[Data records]
◆ ◆ ◆ ◆ ◆ ◆ ◆
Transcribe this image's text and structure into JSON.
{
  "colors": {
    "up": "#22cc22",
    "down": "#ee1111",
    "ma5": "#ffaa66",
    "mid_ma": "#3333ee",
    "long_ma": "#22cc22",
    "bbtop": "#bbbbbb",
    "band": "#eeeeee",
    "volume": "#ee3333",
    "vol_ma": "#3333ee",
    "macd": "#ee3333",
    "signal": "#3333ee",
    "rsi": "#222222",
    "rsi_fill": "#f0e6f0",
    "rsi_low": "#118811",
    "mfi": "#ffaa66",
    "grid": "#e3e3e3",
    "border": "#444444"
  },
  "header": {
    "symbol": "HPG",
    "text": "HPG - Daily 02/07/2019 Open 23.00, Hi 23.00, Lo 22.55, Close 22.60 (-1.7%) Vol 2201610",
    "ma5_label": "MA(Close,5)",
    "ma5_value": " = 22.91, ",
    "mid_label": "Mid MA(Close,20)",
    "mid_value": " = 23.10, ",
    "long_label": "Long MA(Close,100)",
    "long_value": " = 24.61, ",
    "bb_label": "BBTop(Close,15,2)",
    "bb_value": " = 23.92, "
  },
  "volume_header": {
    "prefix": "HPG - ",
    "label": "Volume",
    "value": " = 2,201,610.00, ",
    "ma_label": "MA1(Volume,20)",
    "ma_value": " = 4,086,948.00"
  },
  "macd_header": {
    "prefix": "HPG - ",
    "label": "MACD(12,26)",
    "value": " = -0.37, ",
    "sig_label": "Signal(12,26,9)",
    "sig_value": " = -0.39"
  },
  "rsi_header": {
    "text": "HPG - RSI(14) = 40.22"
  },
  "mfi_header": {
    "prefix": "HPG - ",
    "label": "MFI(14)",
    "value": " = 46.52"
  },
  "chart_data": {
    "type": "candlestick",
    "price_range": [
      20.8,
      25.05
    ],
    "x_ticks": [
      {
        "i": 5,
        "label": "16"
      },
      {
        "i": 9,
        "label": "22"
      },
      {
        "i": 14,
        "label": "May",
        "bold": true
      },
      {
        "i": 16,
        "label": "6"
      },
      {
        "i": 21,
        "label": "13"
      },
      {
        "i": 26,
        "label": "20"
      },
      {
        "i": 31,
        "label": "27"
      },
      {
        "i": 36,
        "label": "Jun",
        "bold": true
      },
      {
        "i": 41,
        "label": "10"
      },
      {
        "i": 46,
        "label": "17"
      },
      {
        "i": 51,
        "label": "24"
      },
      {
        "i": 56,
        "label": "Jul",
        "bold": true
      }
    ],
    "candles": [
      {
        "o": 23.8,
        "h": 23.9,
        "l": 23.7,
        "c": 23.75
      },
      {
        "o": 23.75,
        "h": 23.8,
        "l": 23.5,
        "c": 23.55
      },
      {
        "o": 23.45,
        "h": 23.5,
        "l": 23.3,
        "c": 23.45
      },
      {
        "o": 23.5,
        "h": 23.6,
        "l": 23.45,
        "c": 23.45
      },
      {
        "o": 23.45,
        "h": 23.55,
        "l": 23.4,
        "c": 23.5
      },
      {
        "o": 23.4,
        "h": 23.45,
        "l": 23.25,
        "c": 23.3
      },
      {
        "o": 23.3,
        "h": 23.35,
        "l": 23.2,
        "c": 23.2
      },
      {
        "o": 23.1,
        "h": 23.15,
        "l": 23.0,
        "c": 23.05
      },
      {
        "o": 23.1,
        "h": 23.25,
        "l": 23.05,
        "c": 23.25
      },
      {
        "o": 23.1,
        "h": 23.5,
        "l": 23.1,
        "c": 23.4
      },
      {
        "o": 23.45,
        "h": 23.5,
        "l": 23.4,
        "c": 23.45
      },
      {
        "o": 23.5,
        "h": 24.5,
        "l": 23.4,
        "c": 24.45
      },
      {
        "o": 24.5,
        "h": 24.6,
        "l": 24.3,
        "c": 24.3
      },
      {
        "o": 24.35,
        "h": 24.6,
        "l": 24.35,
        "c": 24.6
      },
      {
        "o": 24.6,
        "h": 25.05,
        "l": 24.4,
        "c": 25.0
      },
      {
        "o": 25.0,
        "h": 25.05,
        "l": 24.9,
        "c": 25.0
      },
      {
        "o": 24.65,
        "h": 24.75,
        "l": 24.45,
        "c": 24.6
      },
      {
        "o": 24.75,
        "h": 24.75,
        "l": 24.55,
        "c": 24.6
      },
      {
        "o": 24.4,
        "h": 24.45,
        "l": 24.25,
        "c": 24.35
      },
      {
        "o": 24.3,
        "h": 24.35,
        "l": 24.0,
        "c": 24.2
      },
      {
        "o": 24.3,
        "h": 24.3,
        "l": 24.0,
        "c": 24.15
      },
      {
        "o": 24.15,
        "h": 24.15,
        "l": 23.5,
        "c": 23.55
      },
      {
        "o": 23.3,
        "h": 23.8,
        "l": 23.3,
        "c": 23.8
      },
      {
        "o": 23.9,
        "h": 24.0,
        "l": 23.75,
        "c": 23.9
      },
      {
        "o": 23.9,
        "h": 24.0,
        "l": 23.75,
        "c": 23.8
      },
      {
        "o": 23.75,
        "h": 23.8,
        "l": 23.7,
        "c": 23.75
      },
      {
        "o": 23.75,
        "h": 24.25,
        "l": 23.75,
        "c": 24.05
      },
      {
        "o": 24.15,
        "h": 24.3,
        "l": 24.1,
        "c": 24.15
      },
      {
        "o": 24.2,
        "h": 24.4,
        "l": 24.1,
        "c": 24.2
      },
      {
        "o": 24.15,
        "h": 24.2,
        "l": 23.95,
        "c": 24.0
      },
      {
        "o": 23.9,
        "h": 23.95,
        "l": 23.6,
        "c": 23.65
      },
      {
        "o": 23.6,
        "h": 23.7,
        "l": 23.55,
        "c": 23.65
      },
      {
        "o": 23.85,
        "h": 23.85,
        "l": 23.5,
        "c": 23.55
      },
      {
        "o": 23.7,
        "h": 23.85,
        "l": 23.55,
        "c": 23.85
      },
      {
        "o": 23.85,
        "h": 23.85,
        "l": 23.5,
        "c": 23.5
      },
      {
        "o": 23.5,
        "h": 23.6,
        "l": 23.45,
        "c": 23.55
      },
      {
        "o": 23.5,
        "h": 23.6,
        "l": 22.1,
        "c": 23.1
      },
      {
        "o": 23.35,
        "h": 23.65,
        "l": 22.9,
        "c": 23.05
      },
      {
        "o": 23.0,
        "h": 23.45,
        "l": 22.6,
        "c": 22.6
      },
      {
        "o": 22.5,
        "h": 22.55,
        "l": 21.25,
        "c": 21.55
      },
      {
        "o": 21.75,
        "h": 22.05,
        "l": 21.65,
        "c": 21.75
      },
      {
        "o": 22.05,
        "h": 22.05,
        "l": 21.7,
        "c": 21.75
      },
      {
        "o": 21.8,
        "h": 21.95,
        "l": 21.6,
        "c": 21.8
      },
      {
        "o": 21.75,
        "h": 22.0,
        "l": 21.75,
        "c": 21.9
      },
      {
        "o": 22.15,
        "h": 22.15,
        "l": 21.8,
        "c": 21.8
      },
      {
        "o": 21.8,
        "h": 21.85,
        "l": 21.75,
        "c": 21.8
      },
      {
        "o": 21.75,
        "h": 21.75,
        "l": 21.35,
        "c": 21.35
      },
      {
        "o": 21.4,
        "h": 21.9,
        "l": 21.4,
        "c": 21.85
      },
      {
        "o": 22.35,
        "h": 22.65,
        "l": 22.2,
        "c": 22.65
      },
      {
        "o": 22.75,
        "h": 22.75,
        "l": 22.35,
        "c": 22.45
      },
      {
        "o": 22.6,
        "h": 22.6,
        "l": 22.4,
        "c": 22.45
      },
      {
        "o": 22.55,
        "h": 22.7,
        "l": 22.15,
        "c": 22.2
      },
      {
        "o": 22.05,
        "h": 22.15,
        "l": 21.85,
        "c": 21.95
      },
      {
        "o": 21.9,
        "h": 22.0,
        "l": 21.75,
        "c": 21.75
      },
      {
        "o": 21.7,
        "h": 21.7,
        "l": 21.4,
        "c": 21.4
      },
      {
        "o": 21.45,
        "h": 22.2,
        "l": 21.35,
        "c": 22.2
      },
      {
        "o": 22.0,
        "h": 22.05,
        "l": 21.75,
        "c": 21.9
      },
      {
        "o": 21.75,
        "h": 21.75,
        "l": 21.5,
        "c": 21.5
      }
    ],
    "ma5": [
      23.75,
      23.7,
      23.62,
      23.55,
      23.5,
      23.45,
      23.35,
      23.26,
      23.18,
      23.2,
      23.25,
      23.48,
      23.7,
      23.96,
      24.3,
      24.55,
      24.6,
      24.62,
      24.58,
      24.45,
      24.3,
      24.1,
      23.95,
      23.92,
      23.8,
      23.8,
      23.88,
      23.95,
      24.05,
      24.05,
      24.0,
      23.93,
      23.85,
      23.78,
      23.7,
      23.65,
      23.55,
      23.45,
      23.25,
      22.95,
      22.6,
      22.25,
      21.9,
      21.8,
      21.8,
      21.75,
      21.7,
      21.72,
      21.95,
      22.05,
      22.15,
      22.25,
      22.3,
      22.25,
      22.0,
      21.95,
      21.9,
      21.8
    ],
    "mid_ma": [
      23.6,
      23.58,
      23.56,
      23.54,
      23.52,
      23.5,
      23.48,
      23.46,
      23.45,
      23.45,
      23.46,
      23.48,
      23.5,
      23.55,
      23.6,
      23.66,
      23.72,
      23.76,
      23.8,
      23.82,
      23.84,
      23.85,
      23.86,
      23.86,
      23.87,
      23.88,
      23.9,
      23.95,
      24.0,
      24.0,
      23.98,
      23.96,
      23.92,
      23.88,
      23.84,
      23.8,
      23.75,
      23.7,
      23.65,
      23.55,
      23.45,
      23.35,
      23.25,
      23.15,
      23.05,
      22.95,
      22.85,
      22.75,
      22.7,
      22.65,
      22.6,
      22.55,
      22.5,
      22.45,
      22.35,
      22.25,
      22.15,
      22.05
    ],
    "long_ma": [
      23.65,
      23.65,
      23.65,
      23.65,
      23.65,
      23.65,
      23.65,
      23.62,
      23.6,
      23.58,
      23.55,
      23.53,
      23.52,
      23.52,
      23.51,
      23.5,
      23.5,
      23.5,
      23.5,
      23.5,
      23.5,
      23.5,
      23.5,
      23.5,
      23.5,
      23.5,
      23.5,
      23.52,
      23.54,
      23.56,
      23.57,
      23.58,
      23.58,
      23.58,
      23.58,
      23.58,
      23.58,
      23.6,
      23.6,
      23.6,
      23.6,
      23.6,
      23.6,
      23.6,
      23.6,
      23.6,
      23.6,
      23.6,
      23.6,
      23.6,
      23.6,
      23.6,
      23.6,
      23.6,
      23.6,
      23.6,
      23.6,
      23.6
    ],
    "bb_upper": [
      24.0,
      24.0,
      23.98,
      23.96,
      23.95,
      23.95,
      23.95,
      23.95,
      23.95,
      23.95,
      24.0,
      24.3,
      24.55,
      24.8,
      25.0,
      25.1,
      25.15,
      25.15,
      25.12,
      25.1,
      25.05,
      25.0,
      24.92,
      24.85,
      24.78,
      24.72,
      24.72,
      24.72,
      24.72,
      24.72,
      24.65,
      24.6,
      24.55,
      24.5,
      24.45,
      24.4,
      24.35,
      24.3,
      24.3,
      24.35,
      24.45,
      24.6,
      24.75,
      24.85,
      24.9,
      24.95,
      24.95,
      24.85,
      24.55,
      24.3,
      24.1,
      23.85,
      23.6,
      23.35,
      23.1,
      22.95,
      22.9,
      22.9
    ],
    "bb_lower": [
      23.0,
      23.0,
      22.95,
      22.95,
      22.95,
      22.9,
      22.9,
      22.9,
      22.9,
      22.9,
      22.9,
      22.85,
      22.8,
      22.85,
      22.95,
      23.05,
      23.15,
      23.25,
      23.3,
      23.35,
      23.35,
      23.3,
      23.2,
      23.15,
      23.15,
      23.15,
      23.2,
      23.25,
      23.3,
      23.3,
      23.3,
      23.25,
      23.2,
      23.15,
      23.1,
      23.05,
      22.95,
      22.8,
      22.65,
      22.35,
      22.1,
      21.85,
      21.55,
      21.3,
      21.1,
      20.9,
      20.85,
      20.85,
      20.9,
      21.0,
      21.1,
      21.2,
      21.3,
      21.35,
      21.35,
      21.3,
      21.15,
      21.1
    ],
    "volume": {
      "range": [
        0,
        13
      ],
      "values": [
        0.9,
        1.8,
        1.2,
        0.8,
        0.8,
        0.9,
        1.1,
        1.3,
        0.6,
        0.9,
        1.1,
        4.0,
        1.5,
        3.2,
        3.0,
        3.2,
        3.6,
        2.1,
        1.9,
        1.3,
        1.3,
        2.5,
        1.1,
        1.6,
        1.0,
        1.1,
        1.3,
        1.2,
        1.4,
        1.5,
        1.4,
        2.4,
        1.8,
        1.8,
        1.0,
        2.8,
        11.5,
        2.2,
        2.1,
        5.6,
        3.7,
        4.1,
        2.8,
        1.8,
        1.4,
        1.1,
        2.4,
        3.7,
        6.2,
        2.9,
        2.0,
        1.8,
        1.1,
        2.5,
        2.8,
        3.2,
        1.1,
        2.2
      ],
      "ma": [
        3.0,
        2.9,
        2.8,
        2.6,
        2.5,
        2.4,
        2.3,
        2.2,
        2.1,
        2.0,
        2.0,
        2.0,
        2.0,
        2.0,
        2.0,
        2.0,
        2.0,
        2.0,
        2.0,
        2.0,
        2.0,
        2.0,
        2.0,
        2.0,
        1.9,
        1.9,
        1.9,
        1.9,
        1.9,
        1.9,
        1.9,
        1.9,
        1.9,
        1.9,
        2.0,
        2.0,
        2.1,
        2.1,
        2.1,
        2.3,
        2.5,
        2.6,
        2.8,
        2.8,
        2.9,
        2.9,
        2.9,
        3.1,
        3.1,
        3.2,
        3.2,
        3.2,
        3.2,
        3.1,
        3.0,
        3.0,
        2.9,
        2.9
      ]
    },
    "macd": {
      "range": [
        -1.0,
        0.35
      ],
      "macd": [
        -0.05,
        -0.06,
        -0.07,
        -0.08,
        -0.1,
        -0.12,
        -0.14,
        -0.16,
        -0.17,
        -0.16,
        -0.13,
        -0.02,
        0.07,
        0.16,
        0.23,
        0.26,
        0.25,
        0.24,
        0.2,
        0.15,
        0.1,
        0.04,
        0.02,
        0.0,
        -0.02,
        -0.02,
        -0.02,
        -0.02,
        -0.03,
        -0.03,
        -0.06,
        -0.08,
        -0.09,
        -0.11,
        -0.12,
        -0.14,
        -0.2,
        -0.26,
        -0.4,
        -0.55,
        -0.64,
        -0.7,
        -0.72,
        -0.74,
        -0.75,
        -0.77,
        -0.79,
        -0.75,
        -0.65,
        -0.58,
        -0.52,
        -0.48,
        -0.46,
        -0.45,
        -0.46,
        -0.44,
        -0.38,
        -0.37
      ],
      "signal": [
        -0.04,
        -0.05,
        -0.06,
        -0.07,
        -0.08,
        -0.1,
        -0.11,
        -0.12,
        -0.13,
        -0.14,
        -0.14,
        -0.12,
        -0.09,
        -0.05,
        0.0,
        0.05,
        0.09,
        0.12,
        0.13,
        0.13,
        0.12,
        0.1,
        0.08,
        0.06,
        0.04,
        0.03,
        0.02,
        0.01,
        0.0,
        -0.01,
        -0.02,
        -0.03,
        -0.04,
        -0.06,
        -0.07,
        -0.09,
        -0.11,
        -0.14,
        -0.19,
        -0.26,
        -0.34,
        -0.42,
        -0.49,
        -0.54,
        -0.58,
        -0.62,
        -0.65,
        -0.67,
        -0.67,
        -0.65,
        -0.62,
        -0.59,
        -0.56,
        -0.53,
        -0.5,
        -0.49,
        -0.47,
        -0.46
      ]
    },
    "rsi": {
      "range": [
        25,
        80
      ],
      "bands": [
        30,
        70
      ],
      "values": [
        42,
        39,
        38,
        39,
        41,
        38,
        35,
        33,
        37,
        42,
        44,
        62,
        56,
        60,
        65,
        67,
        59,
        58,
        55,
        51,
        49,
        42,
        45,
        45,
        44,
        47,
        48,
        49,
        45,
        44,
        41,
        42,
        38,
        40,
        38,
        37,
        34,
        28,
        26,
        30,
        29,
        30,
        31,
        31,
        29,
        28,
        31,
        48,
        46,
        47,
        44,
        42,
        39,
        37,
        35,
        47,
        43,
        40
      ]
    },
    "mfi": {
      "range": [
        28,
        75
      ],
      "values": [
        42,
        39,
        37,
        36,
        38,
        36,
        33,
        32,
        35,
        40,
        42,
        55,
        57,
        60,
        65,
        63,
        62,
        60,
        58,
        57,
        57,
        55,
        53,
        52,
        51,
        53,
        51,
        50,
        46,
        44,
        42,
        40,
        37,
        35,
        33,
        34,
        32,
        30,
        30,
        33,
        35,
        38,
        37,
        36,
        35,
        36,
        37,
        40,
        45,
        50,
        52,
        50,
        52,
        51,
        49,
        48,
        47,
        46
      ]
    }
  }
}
◆ ◆ ◆ ◆ ◆ ◆ ◆
[Stated task]:
Scan the records above for the string "text", then report every line that contains it.

[Solved exercise]:
Transcribe this image's text and structure into JSON.
    "text": "HPG - Daily 02/07/2019 Open 23.00, Hi 23.00, Lo 22.55, Close 22.60 (-1.7%) Vol 2201610",
    "text": "HPG - RSI(14) = 40.22"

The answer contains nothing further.